▶ **Supplied material**:
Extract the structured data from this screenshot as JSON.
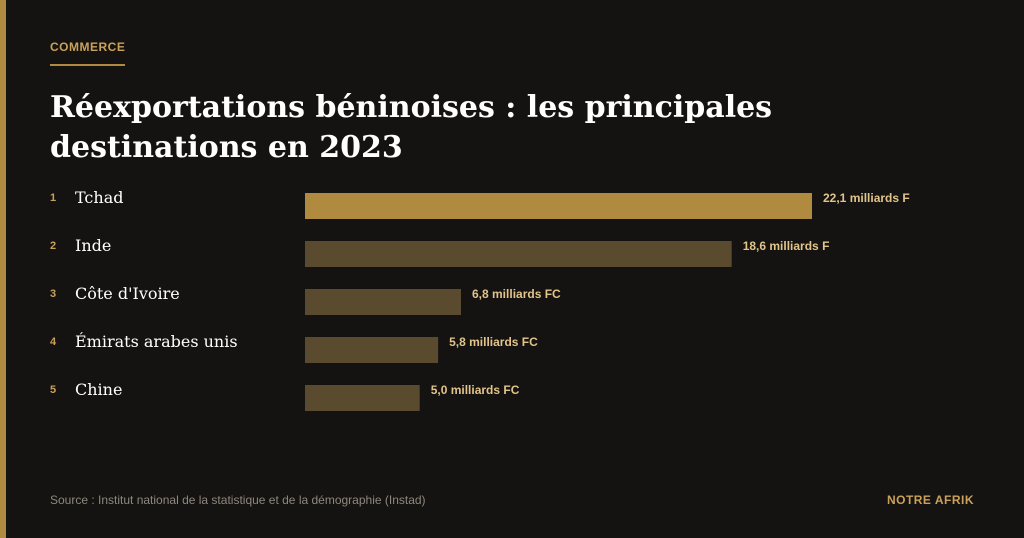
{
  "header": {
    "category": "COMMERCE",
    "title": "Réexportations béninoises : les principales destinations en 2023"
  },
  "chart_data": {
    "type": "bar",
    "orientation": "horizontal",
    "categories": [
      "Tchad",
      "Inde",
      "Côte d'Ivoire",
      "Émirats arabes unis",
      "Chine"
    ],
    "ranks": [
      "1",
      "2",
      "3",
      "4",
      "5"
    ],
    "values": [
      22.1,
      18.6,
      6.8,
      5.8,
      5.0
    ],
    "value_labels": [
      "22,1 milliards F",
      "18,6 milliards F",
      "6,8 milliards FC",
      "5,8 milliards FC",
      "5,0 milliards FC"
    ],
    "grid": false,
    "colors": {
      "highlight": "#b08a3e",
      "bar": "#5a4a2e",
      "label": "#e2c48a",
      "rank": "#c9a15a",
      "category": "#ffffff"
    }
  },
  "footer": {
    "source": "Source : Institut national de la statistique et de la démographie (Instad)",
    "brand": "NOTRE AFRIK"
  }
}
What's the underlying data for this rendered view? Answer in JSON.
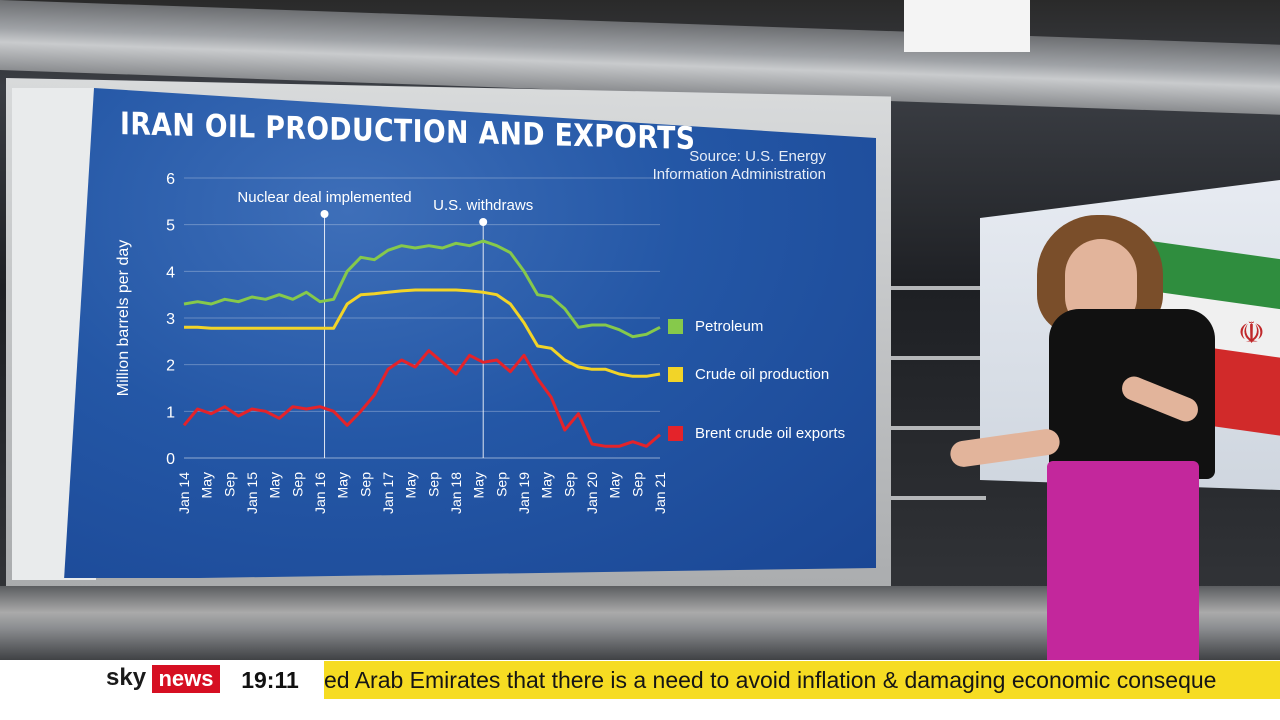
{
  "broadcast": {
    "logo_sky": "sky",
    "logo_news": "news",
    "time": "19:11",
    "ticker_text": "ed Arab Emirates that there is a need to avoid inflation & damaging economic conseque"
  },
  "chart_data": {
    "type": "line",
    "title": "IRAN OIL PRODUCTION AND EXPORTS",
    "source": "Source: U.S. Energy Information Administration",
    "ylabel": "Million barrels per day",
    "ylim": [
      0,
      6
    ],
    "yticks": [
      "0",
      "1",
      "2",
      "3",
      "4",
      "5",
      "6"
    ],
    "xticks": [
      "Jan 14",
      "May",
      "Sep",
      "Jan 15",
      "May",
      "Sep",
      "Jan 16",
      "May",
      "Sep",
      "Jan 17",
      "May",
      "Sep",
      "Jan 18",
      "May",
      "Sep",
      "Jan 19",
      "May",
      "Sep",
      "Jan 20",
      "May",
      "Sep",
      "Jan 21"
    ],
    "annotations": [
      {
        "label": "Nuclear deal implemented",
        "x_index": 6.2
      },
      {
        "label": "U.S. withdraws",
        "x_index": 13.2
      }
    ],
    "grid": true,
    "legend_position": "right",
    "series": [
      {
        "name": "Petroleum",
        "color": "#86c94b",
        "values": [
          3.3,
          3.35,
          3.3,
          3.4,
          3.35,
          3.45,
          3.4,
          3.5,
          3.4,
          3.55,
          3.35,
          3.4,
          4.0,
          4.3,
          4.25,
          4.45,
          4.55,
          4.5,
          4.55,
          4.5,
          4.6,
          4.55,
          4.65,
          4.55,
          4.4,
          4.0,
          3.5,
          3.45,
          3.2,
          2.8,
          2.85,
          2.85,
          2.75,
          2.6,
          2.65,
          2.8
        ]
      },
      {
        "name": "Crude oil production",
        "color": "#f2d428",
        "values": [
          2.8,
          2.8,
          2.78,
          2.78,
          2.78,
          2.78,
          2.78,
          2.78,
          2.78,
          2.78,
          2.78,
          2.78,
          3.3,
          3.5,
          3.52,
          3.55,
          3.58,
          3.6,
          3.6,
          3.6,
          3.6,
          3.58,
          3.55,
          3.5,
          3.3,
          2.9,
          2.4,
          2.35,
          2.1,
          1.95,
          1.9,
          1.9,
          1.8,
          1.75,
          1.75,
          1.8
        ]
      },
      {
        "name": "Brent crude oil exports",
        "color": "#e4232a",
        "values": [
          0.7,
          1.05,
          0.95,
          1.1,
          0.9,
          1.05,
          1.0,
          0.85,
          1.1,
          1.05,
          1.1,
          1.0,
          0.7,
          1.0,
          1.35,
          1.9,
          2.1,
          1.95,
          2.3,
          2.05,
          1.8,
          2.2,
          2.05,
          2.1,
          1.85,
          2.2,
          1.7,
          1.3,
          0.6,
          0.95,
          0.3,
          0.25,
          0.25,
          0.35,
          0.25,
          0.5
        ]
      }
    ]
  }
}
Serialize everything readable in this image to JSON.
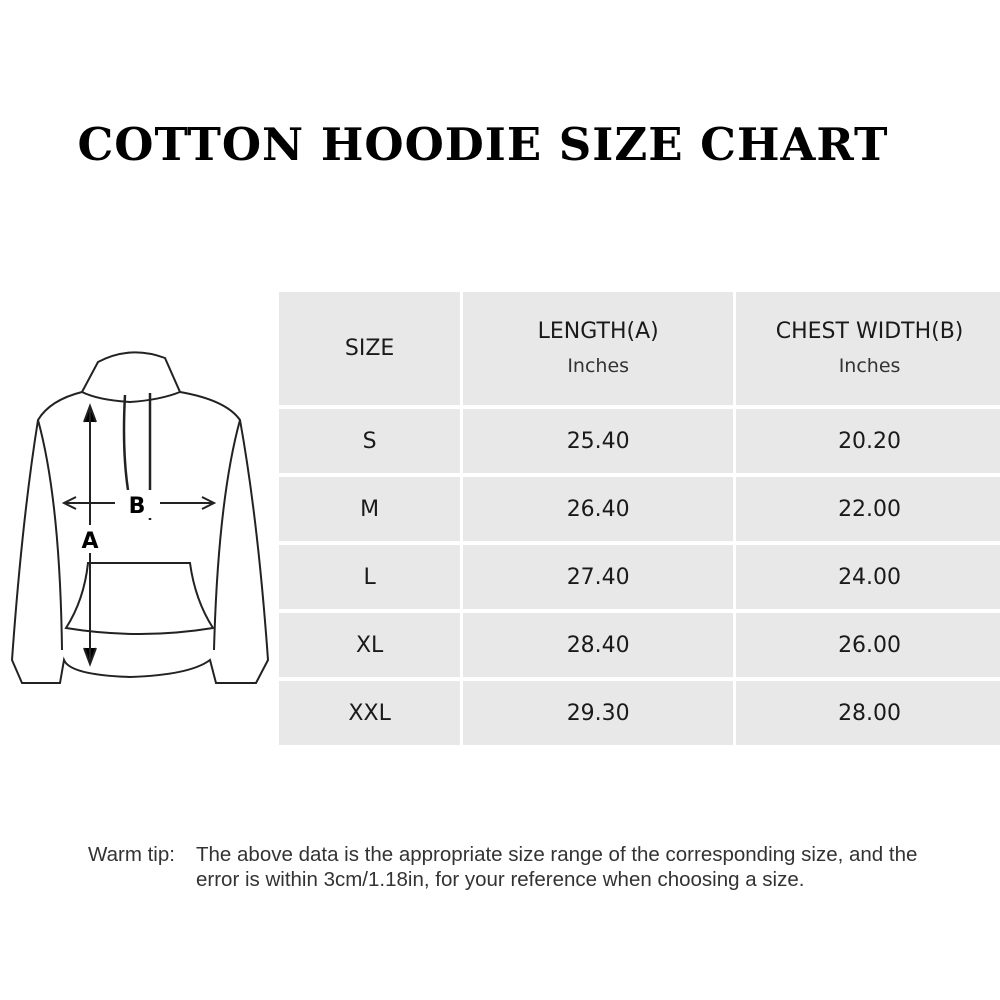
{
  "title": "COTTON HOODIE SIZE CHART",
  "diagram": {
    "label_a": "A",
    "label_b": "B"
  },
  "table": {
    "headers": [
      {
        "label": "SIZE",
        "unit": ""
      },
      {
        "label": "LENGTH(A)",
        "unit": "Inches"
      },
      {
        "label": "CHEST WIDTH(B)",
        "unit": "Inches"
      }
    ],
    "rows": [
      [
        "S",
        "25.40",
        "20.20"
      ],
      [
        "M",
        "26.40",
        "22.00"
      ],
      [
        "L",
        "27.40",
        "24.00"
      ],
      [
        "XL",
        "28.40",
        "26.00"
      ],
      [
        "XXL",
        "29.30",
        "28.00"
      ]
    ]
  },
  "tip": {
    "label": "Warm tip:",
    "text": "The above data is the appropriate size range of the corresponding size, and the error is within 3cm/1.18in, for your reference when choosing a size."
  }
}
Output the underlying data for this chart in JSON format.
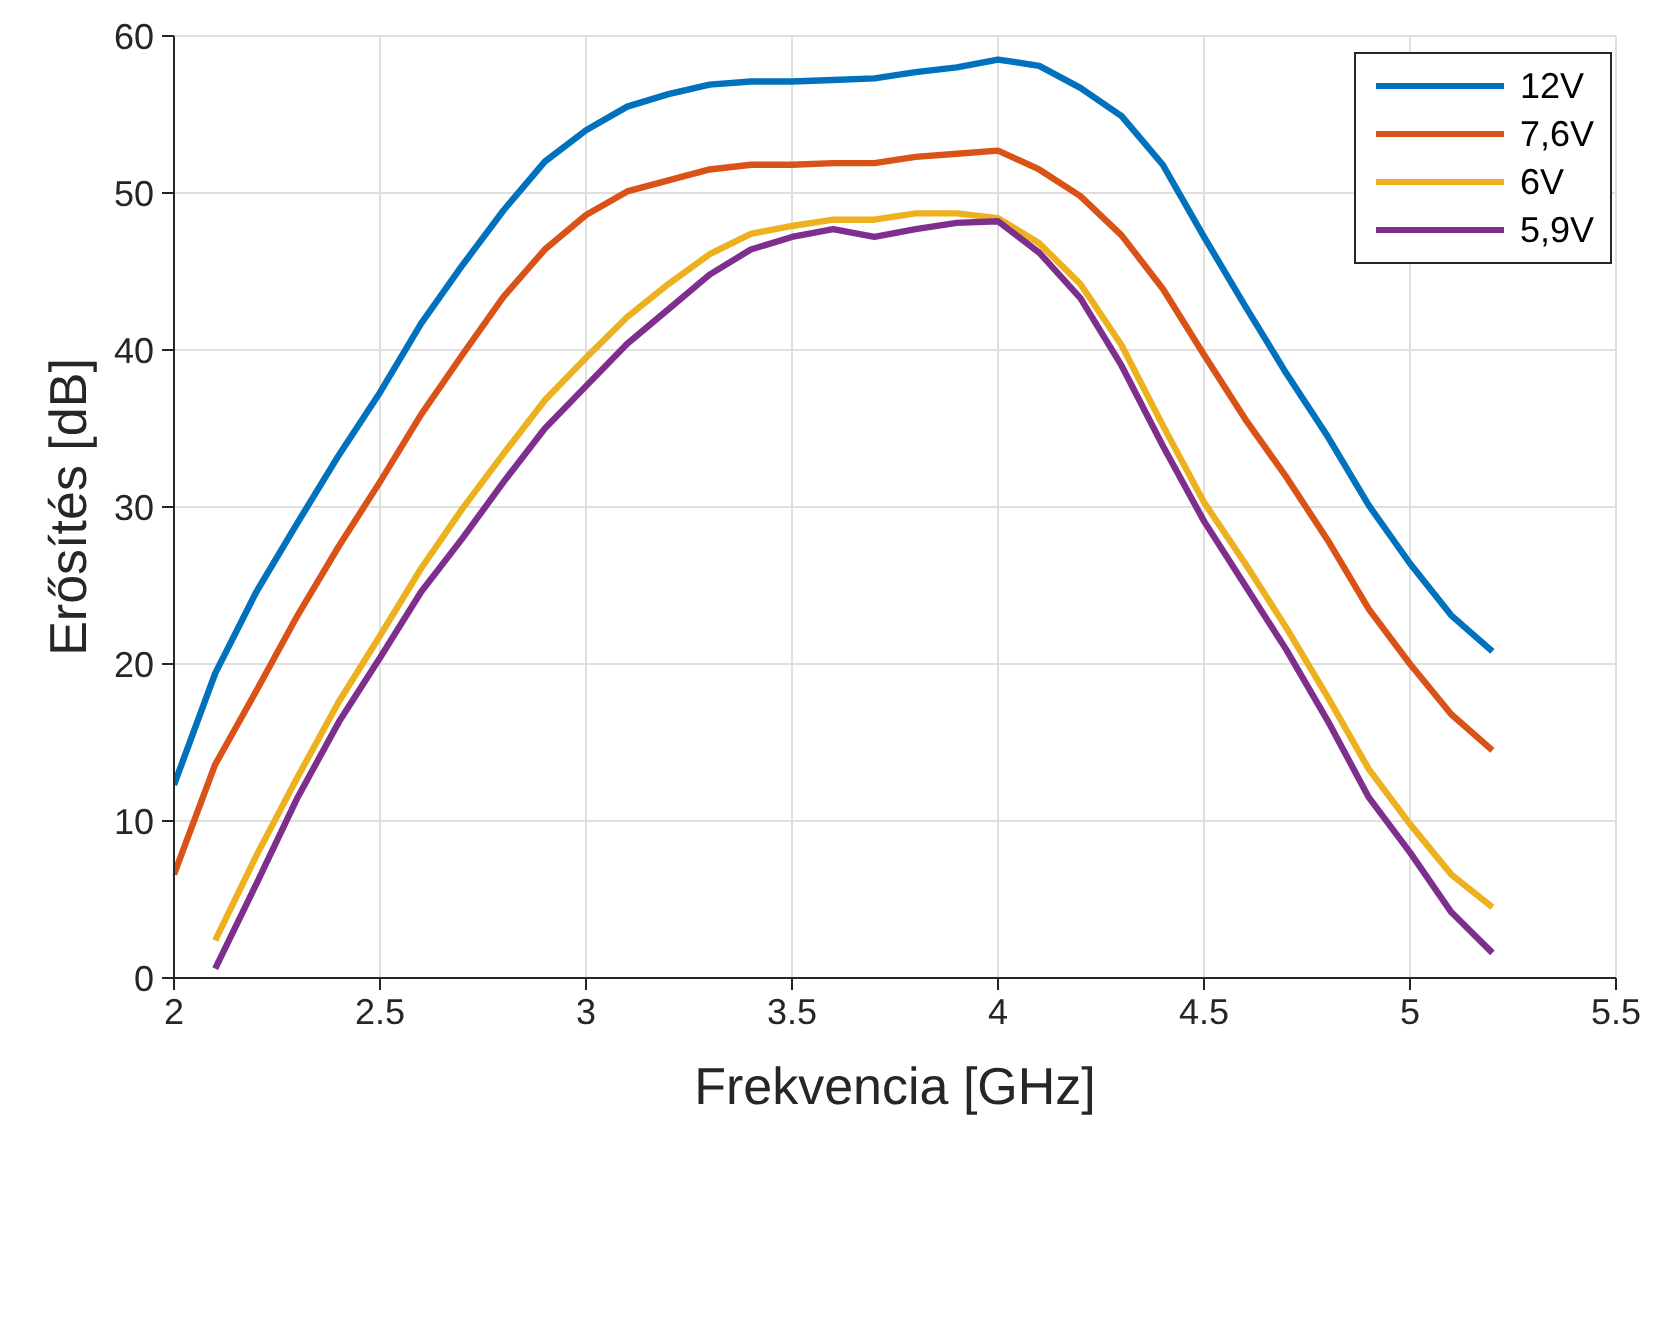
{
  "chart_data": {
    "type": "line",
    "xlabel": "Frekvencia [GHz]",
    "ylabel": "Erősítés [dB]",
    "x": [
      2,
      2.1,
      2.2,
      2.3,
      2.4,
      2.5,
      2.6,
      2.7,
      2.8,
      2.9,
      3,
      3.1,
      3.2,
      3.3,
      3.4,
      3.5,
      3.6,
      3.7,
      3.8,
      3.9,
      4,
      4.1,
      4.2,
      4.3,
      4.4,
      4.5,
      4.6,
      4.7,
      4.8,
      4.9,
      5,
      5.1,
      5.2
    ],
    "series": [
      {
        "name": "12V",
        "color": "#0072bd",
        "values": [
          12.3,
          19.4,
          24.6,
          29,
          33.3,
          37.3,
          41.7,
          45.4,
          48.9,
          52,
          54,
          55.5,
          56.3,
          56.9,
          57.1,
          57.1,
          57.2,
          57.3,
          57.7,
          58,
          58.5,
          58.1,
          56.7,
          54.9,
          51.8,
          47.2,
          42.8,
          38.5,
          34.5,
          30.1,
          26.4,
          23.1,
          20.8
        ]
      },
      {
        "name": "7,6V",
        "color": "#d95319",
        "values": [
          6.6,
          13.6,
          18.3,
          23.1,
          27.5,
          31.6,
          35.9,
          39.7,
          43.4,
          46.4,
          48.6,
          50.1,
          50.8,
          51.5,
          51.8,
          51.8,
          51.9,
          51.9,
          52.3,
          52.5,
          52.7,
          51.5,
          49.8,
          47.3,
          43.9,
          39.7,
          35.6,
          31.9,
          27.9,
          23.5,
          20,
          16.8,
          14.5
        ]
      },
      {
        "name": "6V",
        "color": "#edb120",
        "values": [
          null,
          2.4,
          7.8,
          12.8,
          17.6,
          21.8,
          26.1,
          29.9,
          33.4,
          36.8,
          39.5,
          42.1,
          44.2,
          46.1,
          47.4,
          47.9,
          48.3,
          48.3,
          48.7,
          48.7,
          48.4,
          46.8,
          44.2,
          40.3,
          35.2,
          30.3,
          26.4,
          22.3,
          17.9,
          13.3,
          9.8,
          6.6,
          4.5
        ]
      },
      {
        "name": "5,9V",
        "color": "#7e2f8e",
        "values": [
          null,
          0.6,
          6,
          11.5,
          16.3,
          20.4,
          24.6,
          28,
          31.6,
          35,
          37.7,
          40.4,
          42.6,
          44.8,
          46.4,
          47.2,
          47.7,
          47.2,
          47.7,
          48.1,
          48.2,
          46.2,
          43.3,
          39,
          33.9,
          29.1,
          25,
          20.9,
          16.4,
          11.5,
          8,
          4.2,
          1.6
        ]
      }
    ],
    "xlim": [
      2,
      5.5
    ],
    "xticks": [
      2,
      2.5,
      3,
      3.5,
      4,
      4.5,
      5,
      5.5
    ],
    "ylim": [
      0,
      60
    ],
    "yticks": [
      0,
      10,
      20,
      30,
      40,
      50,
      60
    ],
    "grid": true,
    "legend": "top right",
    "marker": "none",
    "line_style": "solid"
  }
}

▶ **Problem to work on**: Which lines of the material contain the string "underlying"? List each of them.

▶ **The result**:
What's the underlying data for this rendered view? Answer in JSON.
Output the underlying data for this chart in JSON format.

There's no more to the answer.